Exercise task: Give the listing again exactly, omitting its images.

Exercise input:
start

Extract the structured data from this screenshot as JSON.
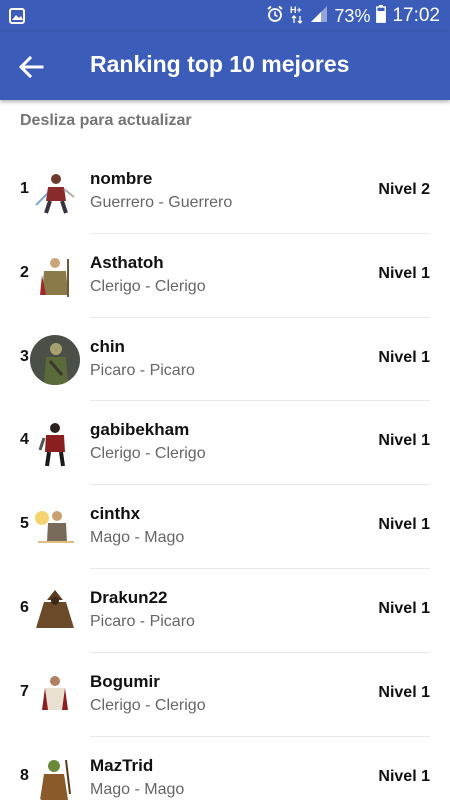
{
  "status_bar": {
    "battery": "73%",
    "time": "17:02",
    "icons": [
      "gallery-icon",
      "alarm-icon",
      "hplus-signal-icon",
      "signal-bars-icon",
      "battery-icon"
    ]
  },
  "toolbar": {
    "back_icon": "arrow-left-icon",
    "title": "Ranking top 10 mejores"
  },
  "hint": "Desliza para actualizar",
  "ranking": [
    {
      "rank": "1",
      "name": "nombre",
      "class": "Guerrero - Guerrero",
      "level": "Nivel 2"
    },
    {
      "rank": "2",
      "name": "Asthatoh",
      "class": "Clerigo - Clerigo",
      "level": "Nivel 1"
    },
    {
      "rank": "3",
      "name": "chin",
      "class": "Picaro - Picaro",
      "level": "Nivel 1"
    },
    {
      "rank": "4",
      "name": "gabibekham",
      "class": "Clerigo - Clerigo",
      "level": "Nivel 1"
    },
    {
      "rank": "5",
      "name": "cinthx",
      "class": "Mago - Mago",
      "level": "Nivel 1"
    },
    {
      "rank": "6",
      "name": "Drakun22",
      "class": "Picaro - Picaro",
      "level": "Nivel 1"
    },
    {
      "rank": "7",
      "name": "Bogumir",
      "class": "Clerigo - Clerigo",
      "level": "Nivel 1"
    },
    {
      "rank": "8",
      "name": "MazTrid",
      "class": "Mago - Mago",
      "level": "Nivel 1"
    }
  ],
  "colors": {
    "primary": "#3b5cb8",
    "text": "#111111",
    "secondary_text": "#666666",
    "hint_text": "#757575"
  }
}
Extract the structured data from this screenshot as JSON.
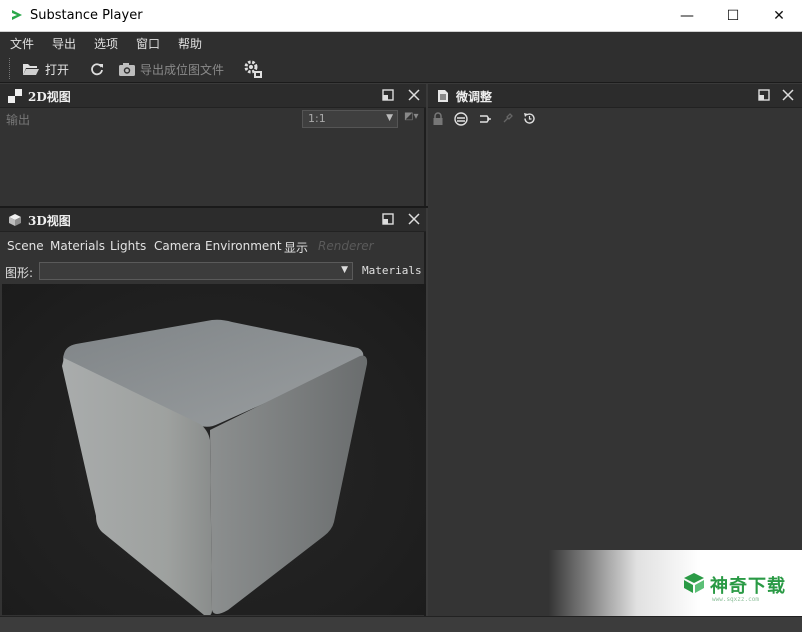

end

Complete response:
Extract the structured data from this screenshot as JSON.
{
  "status_bar": {
    "battery": "73%",
    "time": "17:02",
    "icons": [
      "gallery-icon",
      "alarm-icon",
      "hplus-signal-icon",
      "signal-bars-icon",
      "battery-icon"
    ]
  },
  "toolbar": {
    "back_icon": "arrow-left-icon",
    "title": "Ranking top 10 mejores"
  },
  "hint": "Desliza para actualizar",
  "ranking": [
    {
      "rank": "1",
      "name": "nombre",
      "class": "Guerrero - Guerrero",
      "level": "Nivel 2"
    },
    {
      "rank": "2",
      "name": "Asthatoh",
      "class": "Clerigo - Clerigo",
      "level": "Nivel 1"
    },
    {
      "rank": "3",
      "name": "chin",
      "class": "Picaro - Picaro",
      "level": "Nivel 1"
    },
    {
      "rank": "4",
      "name": "gabibekham",
      "class": "Clerigo - Clerigo",
      "level": "Nivel 1"
    },
    {
      "rank": "5",
      "name": "cinthx",
      "class": "Mago - Mago",
      "level": "Nivel 1"
    },
    {
      "rank": "6",
      "name": "Drakun22",
      "class": "Picaro - Picaro",
      "level": "Nivel 1"
    },
    {
      "rank": "7",
      "name": "Bogumir",
      "class": "Clerigo - Clerigo",
      "level": "Nivel 1"
    },
    {
      "rank": "8",
      "name": "MazTrid",
      "class": "Mago - Mago",
      "level": "Nivel 1"
    }
  ],
  "colors": {
    "primary": "#3b5cb8",
    "text": "#111111",
    "secondary_text": "#666666",
    "hint_text": "#757575"
  }
}
Extract the structured data from this screenshot as JSON.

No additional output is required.